*Exercise*.
Extract the lines that carry the string "name" from the listing.
begin
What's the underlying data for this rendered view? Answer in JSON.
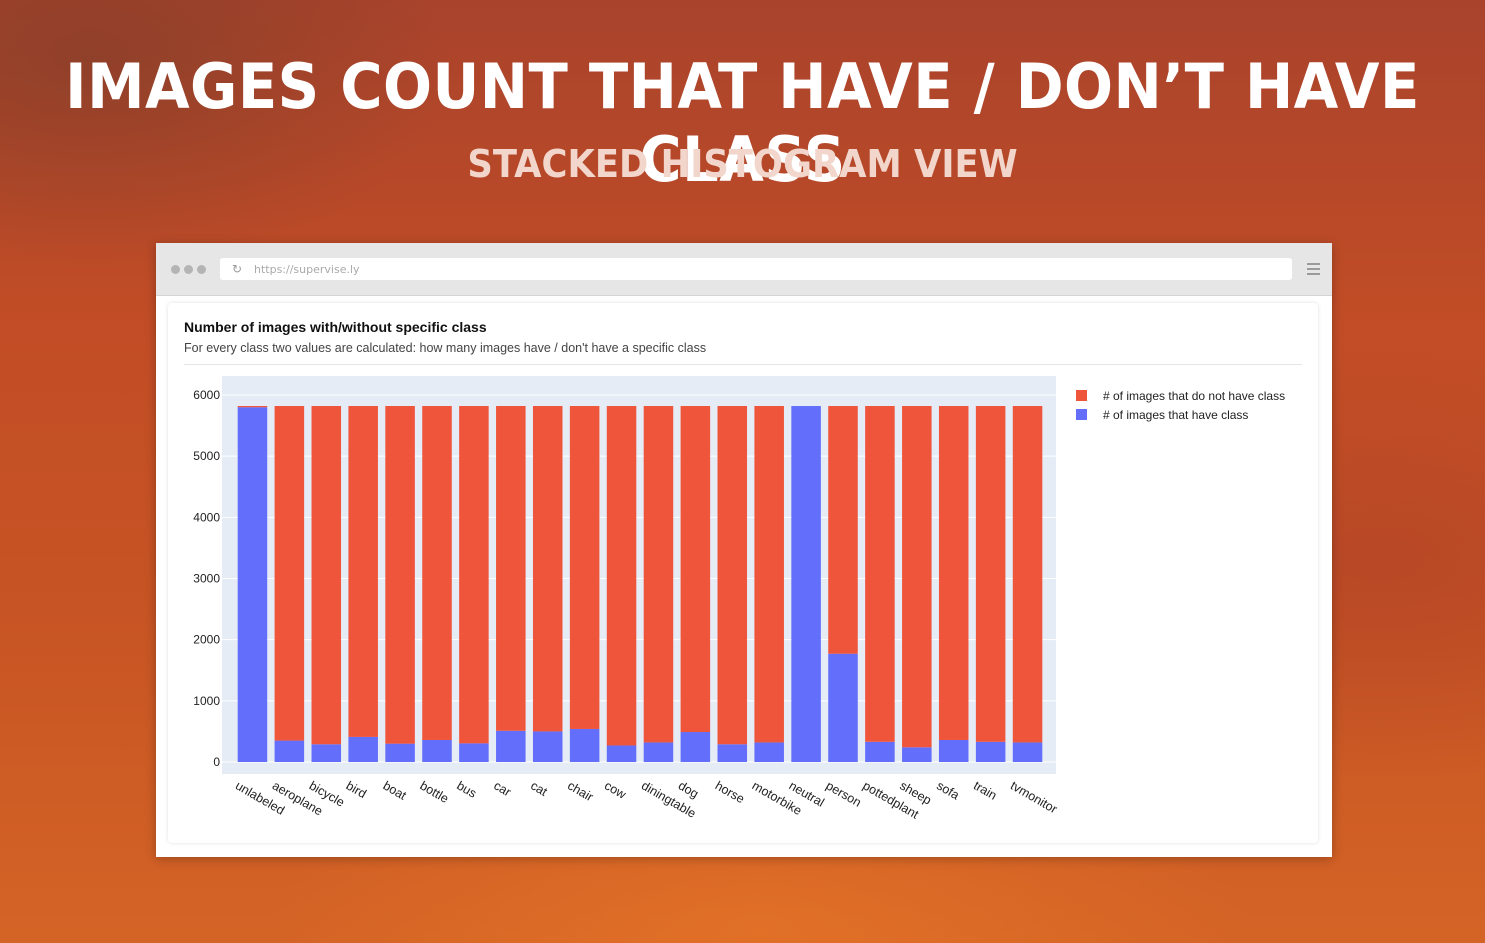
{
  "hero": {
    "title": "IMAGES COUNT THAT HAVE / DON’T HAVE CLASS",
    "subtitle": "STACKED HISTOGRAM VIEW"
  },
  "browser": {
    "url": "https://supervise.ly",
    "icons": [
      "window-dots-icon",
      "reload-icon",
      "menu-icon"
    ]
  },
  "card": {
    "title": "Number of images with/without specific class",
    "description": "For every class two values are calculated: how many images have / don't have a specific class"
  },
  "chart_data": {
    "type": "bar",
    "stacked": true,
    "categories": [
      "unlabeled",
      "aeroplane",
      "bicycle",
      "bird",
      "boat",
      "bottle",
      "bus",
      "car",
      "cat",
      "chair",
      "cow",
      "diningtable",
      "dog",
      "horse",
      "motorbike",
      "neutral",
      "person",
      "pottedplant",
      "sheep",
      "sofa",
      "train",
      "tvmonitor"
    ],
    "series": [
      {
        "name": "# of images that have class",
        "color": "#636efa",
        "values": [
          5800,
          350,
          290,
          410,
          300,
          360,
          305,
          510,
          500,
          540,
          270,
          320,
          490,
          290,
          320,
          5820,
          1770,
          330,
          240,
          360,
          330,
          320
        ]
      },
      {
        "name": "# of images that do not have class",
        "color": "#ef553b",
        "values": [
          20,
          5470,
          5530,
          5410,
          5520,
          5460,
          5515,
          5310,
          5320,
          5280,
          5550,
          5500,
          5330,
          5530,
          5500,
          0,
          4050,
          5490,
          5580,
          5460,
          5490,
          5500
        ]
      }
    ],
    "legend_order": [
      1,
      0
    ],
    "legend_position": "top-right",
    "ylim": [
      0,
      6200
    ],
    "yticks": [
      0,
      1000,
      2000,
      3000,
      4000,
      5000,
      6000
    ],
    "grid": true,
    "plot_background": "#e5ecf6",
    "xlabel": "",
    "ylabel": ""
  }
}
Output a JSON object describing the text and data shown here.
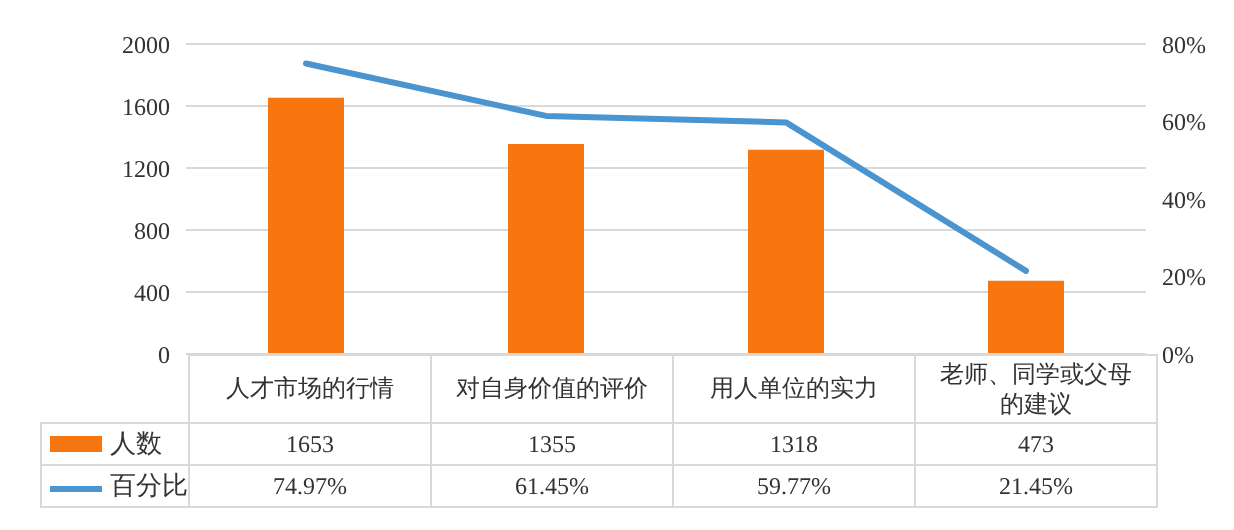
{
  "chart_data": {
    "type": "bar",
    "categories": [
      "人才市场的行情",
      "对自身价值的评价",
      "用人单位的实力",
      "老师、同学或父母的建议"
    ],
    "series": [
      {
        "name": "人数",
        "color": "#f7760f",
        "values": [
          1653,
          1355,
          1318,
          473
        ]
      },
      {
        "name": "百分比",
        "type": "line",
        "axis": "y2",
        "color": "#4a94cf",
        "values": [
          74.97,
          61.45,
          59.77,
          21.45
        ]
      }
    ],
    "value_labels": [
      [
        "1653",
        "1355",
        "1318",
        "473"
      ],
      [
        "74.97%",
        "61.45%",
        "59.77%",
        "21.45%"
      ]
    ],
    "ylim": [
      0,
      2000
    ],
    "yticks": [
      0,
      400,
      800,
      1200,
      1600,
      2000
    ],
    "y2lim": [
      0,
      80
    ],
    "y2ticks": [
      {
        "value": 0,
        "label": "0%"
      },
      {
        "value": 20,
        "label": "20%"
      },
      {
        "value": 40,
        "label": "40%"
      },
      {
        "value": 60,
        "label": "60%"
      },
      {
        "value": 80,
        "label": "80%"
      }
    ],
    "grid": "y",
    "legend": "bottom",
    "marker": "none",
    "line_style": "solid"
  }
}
end
*The reply*.
        "name": "# of images that have class",
        "name": "# of images that do not have class",
        "name": "人数",
        "name": "百分比",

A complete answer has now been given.